== The problem ==
Across the data below, how many lines hold "dans"? Answer with that number and nothing else.

(Collection entries)
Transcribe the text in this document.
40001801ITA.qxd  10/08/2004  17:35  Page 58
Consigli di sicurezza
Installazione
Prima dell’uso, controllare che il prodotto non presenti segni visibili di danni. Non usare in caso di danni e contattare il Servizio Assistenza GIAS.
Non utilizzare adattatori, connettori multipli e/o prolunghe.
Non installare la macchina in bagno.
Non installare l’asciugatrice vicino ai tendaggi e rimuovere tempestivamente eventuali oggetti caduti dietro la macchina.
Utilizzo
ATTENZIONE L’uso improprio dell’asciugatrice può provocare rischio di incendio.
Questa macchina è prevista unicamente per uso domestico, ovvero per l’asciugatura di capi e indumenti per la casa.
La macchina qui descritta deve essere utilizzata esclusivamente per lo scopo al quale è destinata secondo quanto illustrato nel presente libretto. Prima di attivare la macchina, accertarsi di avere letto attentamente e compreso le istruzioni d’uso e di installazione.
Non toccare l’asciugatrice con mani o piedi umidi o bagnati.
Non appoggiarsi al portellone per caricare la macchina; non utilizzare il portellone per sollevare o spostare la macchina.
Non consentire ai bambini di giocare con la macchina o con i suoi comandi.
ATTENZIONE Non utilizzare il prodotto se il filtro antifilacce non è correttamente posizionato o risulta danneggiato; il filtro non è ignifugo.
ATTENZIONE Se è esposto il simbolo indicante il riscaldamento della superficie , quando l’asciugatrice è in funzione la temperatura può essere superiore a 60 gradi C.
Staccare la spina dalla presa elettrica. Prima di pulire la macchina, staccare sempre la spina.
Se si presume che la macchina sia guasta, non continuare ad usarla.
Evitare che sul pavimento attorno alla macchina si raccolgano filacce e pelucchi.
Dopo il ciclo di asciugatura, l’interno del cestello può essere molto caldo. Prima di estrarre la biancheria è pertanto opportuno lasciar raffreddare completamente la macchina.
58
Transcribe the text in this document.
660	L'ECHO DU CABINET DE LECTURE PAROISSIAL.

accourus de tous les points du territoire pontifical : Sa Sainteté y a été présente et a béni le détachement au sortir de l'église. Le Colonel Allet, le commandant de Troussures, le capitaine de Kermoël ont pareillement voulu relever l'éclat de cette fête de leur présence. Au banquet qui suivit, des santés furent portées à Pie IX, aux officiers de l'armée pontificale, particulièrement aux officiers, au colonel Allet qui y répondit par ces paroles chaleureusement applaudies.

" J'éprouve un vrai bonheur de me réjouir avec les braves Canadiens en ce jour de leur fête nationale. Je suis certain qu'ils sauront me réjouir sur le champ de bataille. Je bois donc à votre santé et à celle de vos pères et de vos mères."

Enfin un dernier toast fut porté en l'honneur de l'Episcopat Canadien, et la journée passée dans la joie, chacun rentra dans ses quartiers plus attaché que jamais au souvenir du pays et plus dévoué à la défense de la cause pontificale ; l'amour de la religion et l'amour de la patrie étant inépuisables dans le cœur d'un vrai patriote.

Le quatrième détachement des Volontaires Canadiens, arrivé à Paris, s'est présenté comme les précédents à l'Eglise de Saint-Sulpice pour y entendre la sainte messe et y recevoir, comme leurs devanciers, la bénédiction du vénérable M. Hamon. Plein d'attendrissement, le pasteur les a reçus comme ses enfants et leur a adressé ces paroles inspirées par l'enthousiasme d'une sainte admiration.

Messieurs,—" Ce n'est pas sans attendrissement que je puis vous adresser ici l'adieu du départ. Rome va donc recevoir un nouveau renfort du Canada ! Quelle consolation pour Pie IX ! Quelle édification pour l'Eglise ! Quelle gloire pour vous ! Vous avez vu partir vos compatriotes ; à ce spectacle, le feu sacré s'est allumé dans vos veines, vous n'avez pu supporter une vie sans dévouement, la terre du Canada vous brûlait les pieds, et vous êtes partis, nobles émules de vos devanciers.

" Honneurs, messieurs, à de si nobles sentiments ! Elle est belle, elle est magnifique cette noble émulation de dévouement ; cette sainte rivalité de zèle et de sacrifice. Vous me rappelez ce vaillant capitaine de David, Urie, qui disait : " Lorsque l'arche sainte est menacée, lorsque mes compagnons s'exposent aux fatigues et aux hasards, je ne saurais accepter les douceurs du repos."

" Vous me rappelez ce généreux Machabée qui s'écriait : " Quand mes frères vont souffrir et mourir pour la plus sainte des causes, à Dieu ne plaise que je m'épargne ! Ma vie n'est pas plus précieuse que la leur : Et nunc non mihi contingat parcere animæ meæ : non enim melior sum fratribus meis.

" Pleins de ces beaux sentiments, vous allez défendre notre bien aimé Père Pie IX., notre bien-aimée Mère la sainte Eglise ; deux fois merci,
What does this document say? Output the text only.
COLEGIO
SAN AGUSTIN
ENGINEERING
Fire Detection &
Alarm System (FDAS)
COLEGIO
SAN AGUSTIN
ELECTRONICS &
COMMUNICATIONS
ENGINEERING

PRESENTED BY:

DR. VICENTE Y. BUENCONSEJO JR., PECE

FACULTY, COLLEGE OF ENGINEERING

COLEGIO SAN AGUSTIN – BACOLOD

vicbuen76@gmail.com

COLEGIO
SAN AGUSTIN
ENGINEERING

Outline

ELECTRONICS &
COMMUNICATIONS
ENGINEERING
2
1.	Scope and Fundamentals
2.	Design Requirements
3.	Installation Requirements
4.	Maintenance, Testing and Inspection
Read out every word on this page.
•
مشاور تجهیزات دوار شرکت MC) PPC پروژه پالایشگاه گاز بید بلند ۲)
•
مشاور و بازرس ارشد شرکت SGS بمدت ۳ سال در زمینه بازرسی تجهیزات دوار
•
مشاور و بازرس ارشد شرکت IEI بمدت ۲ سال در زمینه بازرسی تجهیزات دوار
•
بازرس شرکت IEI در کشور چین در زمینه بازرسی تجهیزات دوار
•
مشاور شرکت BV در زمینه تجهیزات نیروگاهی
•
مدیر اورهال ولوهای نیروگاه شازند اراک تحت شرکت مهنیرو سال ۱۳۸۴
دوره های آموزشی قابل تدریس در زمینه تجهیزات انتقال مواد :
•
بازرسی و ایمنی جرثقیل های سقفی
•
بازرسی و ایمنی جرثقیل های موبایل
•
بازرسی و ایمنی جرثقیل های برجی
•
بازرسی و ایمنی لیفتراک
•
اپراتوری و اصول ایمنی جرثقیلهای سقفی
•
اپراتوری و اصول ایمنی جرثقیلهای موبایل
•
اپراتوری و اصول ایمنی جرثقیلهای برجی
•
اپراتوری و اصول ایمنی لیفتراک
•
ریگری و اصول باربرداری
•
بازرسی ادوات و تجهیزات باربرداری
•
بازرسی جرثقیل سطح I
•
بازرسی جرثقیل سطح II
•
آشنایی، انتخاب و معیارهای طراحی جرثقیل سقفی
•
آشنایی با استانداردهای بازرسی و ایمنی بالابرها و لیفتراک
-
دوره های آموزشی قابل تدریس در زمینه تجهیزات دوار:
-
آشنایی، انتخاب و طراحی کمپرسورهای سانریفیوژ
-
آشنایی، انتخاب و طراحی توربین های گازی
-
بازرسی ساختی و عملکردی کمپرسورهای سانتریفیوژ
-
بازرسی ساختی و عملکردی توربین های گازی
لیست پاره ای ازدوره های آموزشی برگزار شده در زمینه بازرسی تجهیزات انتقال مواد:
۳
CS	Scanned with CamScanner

== Problem solution ==
2